Several more images over @ TMTP’s blog.

jing-xuan chan

georgina naidu

Interview: Aviary

24/07/2009

An interview I recently had with Anna Lozynski about Aviary is now up at Australian Stage Online.

And it Begins

24/07/2009

The next few months are going to be a blogging marathon for me. I will be blogging rehearsal processes, producing processes, amongst a whole other stack of stuff Attract/Repel over at The Melbourne Town Players’ blog, here. The first post on anti-marketing-marketing (and marketing-marketing to boot) is up. It’s an interesting dilemma that I am quite keen to discuss with other artists.

Here I will probably be getting into a bit more of the artistic nitty-gritty (not sure yet), but will also be blogging a little about the Multicultural Arts Professional Development course that I will be undertaking in a fortnight, and the project that ensues.

Get ready…!

These Are Amazing Days

15/07/2009

Aviary opens tonight at La Mama – I am feeling simultaneous elation and terror. It would be unwise to go into those feelings or ruminations too deeply here. I have never really had this experience – to witness a work opening that is simultaneously mine and not mine. 6.30pm. The atypical opening time suits me just fine. The imbibing of wine starts early, and finishes… well. It’s going to have to finish early tonight.

As tomorrow I am off to the ABC Southbank to record a radio play version of Jasmine Chan’s Corvus which I honestly couldn’t be more excited about. It was originally produced by The Rabble (a company for whom I have the utmost respect) and directed by Kate Davis. Corvus was originally performed by Dana Miltins. This was one of those productions I had dearly, dearly wished I could spirit myself up to Sydney for…

And so. I got the voicemail a week and a half ago from my agent saying that I’d been asked to perform the radio play version of a work by Jasmine Chan, and I held my breath for the next two days while I waited for the name of the script to come through… and there eventually it came. And the script arrived on its own one day into the PO box. And I snatch extended moments to work on it almost guiltily, as it’s such a treat. So, tomorrow. This is why we are actors. I feel so deeply, deeply privileged to be asked to read this work, and moreover to be trusted with the delivery of this script. This is a rare, wondrous job.

### [Required work]
1 - In the blog excerpt, who directed the original production of Corvus?
2 - Reproduce the blog excerpt word for word, starting at "Get ready…!" and ending at "finish early tonight.".
3 - Write the next part of the blog excerpt, picking up after its final sentence.

### [Given information]
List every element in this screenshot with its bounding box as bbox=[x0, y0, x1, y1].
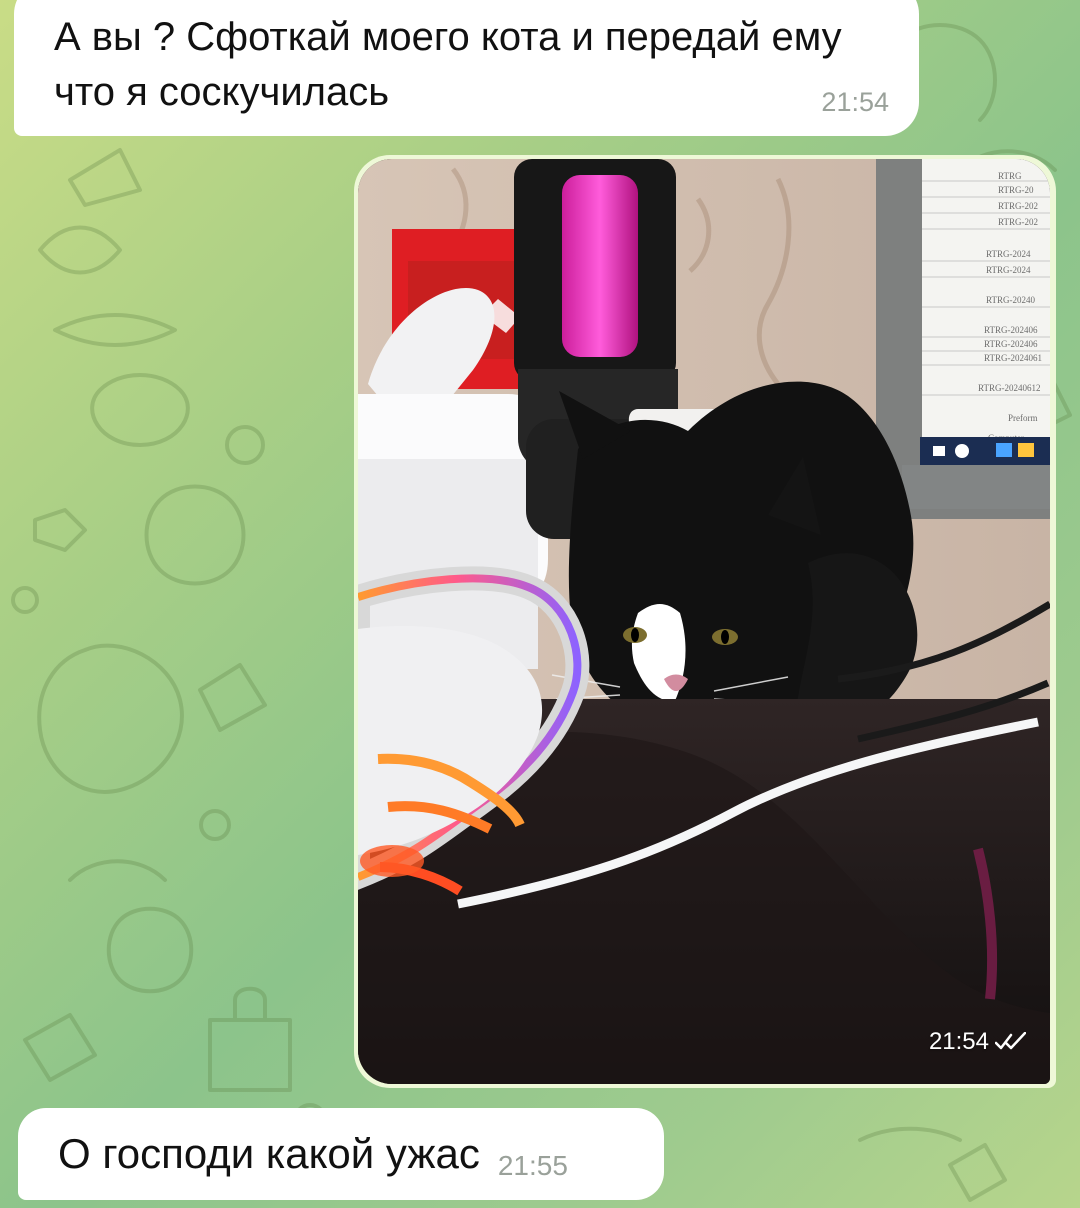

### [In response]
1 - Kate Davis directed it.

2 -
Get ready…!

These Are Amazing Days

15/07/2009

Aviary opens tonight at La Mama – I am feeling simultaneous elation and terror. It would be unwise to go into those feelings or ruminations too deeply here. I have never really had this experience – to witness a work opening that is simultaneously mine and not mine. 6.30pm. The atypical opening time suits me just fine. The imbibing of wine starts early, and finishes… well. It’s going to have to finish early tonight.

3 -
Meetings with my set and lighting designers have begun, and it is making Attract/Repel an imminent reality. To be on the same page as another artist who is going to come together with, and within your concept to realise something that doesn’t exist yet is truly the greatest privilege.

I am also now undergoing a series of meetings over the next few weeks, which I anticipate will get balls rolling on at least three other major projects that will unfold over the next eighteen months. It makes me breathe a deep sigh of relief, and I realise that all the hard work I’ve put in, and perpetual swathes of fifty things I’ve done at once are finally paying off creatively.

Whilst they are pure chaos, these are truly amazing days.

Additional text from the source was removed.